**Exercise brief**
Only the lines holding the string "EOSKRW" are needed. Copy each one.

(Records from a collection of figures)
** Start **

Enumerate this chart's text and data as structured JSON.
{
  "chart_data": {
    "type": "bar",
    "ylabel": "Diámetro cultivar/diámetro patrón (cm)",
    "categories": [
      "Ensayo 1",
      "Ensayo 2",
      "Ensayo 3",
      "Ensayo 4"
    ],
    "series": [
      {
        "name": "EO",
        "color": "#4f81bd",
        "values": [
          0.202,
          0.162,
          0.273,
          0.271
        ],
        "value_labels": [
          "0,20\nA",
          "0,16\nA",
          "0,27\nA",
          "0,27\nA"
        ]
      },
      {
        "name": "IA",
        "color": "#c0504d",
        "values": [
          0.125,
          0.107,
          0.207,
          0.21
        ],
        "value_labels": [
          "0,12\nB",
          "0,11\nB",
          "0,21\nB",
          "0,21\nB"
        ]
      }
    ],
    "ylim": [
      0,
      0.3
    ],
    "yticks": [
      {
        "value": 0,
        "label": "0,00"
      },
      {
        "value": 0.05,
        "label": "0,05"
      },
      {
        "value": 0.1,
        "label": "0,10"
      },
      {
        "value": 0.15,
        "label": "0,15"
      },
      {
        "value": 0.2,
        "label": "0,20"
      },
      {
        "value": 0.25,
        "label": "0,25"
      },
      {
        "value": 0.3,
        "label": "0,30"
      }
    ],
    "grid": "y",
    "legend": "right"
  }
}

** End **
** Start **

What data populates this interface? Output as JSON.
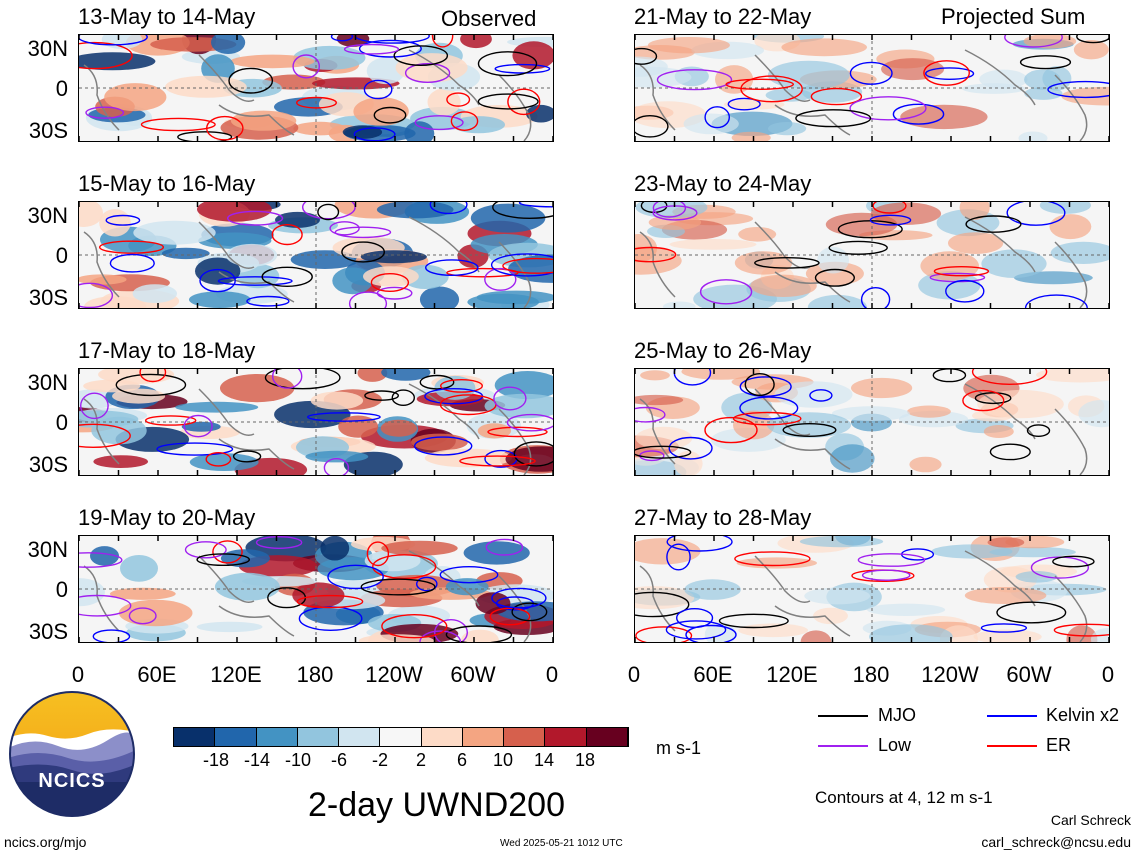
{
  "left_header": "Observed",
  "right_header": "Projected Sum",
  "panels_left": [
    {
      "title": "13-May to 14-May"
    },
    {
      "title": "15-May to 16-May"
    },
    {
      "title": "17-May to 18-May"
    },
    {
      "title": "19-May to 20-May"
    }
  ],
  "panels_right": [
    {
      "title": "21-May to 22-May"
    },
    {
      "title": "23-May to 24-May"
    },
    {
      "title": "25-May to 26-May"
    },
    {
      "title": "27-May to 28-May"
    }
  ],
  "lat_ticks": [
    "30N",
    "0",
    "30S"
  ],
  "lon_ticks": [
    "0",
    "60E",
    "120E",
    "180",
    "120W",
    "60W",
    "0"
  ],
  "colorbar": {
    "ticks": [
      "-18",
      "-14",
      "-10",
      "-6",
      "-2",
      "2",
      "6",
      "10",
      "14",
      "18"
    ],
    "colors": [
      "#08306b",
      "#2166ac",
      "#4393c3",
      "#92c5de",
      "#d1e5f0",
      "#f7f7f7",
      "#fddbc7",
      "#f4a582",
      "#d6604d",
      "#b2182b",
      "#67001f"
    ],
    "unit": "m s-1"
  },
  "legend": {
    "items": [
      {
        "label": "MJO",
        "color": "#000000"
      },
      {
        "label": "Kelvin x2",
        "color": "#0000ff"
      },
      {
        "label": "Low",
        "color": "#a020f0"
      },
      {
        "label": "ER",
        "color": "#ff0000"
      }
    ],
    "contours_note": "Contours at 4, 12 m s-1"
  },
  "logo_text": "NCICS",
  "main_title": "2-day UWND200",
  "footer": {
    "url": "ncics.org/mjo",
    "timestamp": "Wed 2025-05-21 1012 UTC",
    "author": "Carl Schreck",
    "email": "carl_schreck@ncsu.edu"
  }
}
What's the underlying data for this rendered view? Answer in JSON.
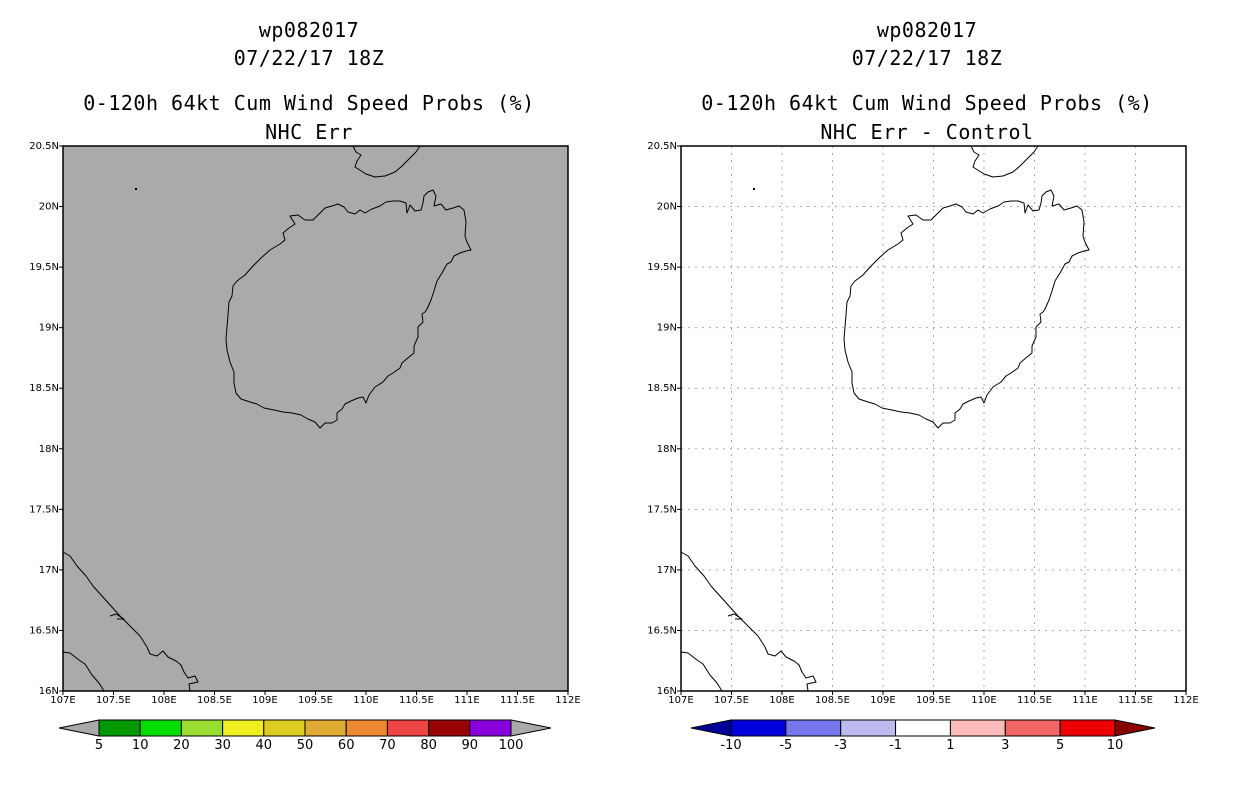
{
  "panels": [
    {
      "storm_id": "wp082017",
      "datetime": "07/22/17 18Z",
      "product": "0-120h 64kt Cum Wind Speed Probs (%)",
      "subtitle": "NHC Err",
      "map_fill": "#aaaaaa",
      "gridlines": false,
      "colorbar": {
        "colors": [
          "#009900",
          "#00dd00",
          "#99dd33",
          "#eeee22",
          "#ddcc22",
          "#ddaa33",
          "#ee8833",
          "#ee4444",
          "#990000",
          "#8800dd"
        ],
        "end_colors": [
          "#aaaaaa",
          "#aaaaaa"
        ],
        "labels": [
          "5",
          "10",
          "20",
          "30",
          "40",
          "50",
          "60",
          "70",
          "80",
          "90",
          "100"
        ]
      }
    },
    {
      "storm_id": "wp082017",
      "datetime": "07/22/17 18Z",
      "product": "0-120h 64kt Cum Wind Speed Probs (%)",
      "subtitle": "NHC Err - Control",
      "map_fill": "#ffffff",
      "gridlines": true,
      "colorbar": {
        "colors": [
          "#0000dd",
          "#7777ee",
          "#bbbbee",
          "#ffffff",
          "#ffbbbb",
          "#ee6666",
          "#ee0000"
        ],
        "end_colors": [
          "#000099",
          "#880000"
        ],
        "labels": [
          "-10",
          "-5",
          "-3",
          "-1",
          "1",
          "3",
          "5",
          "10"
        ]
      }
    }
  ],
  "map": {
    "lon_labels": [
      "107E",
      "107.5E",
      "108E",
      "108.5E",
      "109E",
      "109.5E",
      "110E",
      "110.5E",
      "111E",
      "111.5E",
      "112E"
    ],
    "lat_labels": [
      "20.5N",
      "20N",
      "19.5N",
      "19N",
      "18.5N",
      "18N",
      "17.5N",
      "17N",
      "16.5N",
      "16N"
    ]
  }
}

** End **
** Start **

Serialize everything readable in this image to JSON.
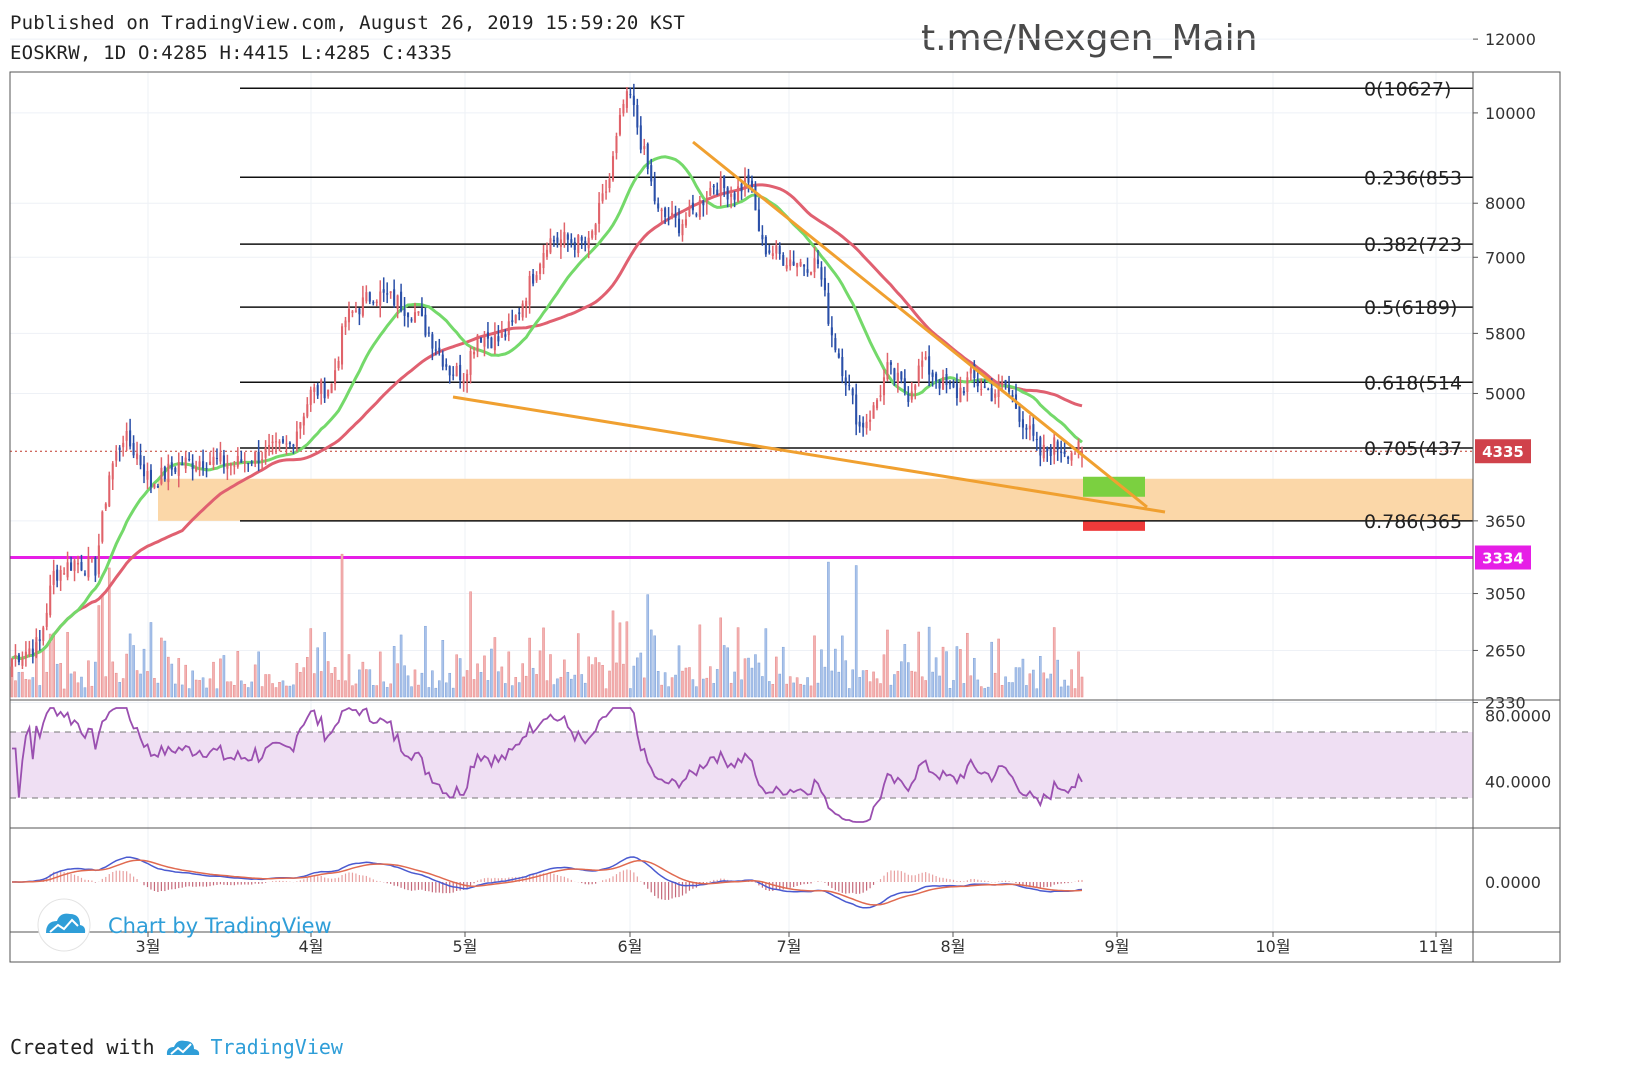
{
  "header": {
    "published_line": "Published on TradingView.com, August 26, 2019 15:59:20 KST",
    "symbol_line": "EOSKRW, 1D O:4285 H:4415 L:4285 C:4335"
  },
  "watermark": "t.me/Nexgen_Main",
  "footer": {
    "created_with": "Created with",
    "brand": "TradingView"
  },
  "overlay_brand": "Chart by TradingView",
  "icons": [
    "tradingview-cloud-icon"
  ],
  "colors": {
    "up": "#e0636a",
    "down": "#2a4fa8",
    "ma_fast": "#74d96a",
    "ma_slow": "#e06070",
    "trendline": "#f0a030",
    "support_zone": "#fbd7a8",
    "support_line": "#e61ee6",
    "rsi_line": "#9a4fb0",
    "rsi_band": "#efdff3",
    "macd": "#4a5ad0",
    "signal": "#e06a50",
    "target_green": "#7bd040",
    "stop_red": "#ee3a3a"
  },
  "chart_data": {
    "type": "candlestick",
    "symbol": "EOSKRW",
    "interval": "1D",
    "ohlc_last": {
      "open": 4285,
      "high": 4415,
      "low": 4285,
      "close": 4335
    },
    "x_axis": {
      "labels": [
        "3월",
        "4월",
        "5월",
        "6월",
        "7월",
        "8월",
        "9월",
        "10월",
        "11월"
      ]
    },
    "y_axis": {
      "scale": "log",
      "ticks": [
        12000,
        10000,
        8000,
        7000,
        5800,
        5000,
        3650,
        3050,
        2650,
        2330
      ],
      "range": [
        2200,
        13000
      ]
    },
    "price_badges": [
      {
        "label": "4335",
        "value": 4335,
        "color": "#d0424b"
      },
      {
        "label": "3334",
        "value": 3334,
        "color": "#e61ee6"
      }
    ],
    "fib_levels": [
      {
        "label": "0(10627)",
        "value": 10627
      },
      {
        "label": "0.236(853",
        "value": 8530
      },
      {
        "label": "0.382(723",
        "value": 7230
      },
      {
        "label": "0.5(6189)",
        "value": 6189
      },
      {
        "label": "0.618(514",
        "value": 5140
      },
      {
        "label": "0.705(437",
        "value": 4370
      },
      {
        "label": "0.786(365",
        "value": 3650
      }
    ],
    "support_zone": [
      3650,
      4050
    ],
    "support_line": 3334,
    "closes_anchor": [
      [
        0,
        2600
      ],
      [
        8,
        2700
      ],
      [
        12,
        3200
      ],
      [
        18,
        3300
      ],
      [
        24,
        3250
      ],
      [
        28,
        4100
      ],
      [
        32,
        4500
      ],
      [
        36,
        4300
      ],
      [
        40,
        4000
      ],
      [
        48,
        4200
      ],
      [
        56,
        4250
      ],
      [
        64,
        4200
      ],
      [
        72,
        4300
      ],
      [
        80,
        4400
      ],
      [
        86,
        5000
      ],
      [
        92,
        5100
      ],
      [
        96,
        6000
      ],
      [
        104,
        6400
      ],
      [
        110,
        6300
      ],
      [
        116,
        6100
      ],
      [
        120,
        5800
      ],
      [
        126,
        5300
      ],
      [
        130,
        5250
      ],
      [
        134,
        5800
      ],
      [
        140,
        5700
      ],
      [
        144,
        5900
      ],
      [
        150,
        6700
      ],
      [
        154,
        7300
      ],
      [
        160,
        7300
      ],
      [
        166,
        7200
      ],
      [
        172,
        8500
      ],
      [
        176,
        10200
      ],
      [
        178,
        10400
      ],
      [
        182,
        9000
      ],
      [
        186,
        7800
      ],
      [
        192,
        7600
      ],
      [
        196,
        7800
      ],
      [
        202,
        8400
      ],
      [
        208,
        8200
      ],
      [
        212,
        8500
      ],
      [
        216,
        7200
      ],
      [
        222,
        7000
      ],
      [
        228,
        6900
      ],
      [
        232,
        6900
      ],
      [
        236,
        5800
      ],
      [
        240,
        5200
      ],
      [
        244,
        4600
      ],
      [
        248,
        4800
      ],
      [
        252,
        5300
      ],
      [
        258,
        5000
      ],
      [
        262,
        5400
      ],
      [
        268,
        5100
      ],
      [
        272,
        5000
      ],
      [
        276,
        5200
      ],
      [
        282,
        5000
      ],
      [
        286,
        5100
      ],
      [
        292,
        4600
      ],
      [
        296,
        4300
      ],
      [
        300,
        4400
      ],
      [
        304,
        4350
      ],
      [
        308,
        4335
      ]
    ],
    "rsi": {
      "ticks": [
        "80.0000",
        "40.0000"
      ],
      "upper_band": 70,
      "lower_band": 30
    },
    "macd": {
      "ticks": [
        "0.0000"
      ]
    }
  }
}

** End **

**Result of the exercise**
    "symbol_line": "EOSKRW, 1D O:4285 H:4415 L:4285 C:4335"
    "symbol": "EOSKRW",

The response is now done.